### Exercise inputs
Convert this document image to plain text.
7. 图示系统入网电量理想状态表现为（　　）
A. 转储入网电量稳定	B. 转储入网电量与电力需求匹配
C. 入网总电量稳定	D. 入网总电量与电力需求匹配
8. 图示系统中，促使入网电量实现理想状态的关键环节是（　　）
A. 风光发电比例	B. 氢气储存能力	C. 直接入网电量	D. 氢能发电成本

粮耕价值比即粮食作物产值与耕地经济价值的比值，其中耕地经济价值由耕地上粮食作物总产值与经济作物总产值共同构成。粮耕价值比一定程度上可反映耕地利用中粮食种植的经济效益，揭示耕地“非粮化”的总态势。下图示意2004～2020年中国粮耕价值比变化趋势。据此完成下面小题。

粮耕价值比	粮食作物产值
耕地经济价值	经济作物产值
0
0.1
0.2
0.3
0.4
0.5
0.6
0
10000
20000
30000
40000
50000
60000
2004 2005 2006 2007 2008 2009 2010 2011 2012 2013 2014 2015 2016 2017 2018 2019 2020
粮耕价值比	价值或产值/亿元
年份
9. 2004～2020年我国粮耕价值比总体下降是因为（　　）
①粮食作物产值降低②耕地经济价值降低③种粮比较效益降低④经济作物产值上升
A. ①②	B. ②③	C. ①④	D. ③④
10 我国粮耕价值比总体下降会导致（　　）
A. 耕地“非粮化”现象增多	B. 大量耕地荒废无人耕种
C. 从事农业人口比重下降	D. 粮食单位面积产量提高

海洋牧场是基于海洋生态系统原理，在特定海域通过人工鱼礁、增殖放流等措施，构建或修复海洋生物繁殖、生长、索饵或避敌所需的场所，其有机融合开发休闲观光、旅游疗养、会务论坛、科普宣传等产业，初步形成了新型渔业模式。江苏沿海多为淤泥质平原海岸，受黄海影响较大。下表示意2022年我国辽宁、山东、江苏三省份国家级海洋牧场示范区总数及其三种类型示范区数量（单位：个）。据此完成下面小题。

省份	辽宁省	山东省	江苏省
######
[Set task]:
Each entry above is to be printed again exactly.

[Response to the exercise]:
Convert this document image to plain text.
7. 图示系统入网电量理想状态表现为（　　）
A. 转储入网电量稳定	B. 转储入网电量与电力需求匹配
C. 入网总电量稳定	D. 入网总电量与电力需求匹配
8. 图示系统中，促使入网电量实现理想状态的关键环节是（　　）
A. 风光发电比例	B. 氢气储存能力	C. 直接入网电量	D. 氢能发电成本

粮耕价值比即粮食作物产值与耕地经济价值的比值，其中耕地经济价值由耕地上粮食作物总产值与经济作物总产值共同构成。粮耕价值比一定程度上可反映耕地利用中粮食种植的经济效益，揭示耕地“非粮化”的总态势。下图示意2004～2020年中国粮耕价值比变化趋势。据此完成下面小题。

粮耕价值比	粮食作物产值
耕地经济价值	经济作物产值
0
0.1
0.2
0.3
0.4
0.5
0.6
0
10000
20000
30000
40000
50000
60000
2004 2005 2006 2007 2008 2009 2010 2011 2012 2013 2014 2015 2016 2017 2018 2019 2020
粮耕价值比	价值或产值/亿元
年份
9. 2004～2020年我国粮耕价值比总体下降是因为（　　）
①粮食作物产值降低②耕地经济价值降低③种粮比较效益降低④经济作物产值上升
A. ①②	B. ②③	C. ①④	D. ③④
10 我国粮耕价值比总体下降会导致（　　）
A. 耕地“非粮化”现象增多	B. 大量耕地荒废无人耕种
C. 从事农业人口比重下降	D. 粮食单位面积产量提高

海洋牧场是基于海洋生态系统原理，在特定海域通过人工鱼礁、增殖放流等措施，构建或修复海洋生物繁殖、生长、索饵或避敌所需的场所，其有机融合开发休闲观光、旅游疗养、会务论坛、科普宣传等产业，初步形成了新型渔业模式。江苏沿海多为淤泥质平原海岸，受黄海影响较大。下表示意2022年我国辽宁、山东、江苏三省份国家级海洋牧场示范区总数及其三种类型示范区数量（单位：个）。据此完成下面小题。

省份	辽宁省	山东省	江苏省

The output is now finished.